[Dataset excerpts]
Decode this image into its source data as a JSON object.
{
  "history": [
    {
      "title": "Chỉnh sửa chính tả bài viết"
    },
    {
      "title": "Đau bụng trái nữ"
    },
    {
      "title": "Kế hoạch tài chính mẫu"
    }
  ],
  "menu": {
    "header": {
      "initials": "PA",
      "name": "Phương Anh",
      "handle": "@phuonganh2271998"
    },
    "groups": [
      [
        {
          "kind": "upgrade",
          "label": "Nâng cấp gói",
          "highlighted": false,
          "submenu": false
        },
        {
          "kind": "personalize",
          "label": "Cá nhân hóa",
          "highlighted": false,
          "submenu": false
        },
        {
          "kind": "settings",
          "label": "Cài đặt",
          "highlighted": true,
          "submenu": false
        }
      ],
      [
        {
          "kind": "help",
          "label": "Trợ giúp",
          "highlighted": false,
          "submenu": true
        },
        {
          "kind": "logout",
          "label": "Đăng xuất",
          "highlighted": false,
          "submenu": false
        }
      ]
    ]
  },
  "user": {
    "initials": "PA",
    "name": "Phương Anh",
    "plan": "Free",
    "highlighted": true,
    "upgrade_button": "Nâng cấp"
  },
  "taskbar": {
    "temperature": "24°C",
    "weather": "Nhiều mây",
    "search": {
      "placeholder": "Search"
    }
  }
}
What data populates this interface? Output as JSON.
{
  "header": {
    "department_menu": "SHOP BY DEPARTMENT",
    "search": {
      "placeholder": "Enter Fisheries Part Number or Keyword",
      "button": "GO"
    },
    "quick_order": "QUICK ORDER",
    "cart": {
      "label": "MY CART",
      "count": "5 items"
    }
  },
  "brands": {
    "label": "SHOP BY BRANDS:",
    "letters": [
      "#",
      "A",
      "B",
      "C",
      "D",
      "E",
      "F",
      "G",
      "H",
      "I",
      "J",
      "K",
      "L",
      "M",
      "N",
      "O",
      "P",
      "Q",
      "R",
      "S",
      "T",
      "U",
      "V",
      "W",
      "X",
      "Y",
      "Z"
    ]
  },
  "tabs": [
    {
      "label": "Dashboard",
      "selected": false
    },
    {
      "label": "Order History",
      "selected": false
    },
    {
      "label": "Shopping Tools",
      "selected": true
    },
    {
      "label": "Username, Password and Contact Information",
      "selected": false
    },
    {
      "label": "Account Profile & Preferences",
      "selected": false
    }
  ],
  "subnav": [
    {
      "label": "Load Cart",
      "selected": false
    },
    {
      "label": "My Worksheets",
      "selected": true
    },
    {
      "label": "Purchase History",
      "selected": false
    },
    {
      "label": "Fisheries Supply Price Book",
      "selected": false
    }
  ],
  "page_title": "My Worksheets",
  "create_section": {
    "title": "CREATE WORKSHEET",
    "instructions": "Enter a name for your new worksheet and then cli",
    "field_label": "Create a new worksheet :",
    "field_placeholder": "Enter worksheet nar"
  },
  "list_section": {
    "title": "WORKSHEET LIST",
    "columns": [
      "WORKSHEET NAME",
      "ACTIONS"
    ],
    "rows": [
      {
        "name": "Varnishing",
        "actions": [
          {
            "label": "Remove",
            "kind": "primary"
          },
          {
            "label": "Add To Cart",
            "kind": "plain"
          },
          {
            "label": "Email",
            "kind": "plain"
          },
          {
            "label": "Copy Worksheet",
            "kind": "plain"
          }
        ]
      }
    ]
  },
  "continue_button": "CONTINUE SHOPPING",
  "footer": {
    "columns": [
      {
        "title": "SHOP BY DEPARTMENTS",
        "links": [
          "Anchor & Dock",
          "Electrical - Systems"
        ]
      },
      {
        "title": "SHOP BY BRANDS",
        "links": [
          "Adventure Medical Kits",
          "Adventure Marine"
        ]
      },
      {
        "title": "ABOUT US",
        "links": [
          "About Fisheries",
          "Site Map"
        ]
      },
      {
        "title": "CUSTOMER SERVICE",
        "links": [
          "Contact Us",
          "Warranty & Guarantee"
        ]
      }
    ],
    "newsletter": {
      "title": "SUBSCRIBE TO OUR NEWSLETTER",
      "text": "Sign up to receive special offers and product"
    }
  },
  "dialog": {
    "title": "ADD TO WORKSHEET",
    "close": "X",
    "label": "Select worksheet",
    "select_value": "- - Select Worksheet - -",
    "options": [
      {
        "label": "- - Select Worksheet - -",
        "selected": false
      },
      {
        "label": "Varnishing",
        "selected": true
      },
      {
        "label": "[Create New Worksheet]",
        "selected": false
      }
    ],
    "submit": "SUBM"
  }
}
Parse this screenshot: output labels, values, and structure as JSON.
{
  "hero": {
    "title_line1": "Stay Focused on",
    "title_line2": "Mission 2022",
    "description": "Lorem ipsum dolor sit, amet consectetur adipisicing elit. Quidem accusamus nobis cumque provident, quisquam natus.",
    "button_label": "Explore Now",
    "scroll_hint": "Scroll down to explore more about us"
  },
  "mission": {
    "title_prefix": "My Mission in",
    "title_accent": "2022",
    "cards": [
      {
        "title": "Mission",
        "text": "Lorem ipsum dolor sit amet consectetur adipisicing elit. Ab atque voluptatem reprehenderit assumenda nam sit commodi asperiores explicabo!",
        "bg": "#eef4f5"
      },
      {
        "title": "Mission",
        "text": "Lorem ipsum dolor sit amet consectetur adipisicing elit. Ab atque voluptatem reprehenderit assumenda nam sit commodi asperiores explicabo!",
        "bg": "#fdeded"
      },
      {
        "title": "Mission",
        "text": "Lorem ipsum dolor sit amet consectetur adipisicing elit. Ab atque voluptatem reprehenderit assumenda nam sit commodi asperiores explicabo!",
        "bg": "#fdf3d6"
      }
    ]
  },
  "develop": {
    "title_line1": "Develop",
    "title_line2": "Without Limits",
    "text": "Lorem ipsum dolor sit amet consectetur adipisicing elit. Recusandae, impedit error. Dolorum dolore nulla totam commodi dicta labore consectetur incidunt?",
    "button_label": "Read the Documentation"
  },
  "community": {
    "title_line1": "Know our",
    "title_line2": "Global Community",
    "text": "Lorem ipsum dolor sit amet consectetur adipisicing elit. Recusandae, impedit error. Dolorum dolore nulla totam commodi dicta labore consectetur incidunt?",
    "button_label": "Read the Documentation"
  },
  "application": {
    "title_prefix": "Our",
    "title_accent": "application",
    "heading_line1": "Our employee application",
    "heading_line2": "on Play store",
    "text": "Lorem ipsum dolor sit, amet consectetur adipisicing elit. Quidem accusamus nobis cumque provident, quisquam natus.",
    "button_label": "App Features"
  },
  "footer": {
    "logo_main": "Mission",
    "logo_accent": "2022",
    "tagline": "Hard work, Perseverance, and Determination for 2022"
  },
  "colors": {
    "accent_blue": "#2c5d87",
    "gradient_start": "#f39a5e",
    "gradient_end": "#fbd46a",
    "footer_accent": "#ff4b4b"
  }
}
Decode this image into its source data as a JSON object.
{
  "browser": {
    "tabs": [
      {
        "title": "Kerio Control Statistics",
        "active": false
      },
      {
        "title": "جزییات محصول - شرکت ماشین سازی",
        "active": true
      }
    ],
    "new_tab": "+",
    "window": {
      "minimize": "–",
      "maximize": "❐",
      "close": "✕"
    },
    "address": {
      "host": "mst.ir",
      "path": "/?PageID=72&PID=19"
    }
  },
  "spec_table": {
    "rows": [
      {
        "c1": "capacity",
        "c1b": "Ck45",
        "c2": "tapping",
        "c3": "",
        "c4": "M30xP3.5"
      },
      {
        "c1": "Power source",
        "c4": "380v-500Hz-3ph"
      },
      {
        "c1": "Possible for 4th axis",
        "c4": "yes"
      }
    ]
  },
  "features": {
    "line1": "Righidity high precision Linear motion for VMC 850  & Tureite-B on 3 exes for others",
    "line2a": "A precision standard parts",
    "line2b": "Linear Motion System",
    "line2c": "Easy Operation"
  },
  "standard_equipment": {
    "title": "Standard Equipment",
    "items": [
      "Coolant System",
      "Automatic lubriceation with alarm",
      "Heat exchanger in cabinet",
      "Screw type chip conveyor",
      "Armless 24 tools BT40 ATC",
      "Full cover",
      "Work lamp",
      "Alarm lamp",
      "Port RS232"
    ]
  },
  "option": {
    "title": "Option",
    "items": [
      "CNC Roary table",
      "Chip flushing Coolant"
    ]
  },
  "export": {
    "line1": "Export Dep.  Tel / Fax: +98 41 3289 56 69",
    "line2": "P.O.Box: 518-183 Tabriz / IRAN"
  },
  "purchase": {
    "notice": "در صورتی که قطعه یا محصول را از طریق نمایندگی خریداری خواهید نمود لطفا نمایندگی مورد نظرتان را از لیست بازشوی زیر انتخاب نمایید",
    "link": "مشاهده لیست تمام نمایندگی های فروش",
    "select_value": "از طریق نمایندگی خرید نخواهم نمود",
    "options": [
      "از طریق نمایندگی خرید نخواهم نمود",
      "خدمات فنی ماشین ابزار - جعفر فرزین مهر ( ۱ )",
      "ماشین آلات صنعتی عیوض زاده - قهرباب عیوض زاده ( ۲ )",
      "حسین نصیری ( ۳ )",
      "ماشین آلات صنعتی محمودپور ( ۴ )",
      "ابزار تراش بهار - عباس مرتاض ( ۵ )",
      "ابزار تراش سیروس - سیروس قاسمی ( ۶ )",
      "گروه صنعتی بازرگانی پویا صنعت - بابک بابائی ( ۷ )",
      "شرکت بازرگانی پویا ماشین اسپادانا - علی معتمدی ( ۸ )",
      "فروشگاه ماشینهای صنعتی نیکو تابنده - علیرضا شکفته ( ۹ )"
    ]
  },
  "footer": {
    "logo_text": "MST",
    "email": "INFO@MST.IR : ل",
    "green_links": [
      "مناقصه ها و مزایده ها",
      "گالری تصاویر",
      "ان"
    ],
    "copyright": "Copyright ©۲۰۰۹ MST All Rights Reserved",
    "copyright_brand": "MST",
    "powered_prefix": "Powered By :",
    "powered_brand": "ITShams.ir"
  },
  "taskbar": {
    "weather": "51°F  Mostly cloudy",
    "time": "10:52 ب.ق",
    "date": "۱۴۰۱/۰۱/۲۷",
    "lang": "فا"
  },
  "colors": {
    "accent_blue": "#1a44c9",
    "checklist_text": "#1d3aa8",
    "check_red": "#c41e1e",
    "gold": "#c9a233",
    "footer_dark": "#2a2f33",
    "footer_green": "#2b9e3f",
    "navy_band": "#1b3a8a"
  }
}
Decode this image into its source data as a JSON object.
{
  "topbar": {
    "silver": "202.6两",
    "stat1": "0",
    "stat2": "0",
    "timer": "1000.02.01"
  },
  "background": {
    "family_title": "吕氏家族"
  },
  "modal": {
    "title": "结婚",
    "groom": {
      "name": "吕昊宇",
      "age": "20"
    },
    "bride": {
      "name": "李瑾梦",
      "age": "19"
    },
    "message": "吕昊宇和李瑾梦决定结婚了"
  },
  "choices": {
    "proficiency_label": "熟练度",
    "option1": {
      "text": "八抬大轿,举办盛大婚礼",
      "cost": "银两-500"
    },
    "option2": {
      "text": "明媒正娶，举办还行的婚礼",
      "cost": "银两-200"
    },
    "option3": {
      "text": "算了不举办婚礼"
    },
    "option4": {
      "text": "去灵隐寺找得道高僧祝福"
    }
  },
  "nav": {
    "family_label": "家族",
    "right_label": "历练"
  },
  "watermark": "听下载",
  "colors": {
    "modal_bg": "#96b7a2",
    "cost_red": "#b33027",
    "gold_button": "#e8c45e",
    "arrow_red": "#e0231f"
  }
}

> _Written task_:
Look through the entries above for the word "Enter". Copy every line where it shows up.

> _Correct output_:
      "placeholder": "Enter Fisheries Part Number or Keyword",
    "instructions": "Enter a name for your new worksheet and then cli",
    "field_placeholder": "Enter worksheet nar"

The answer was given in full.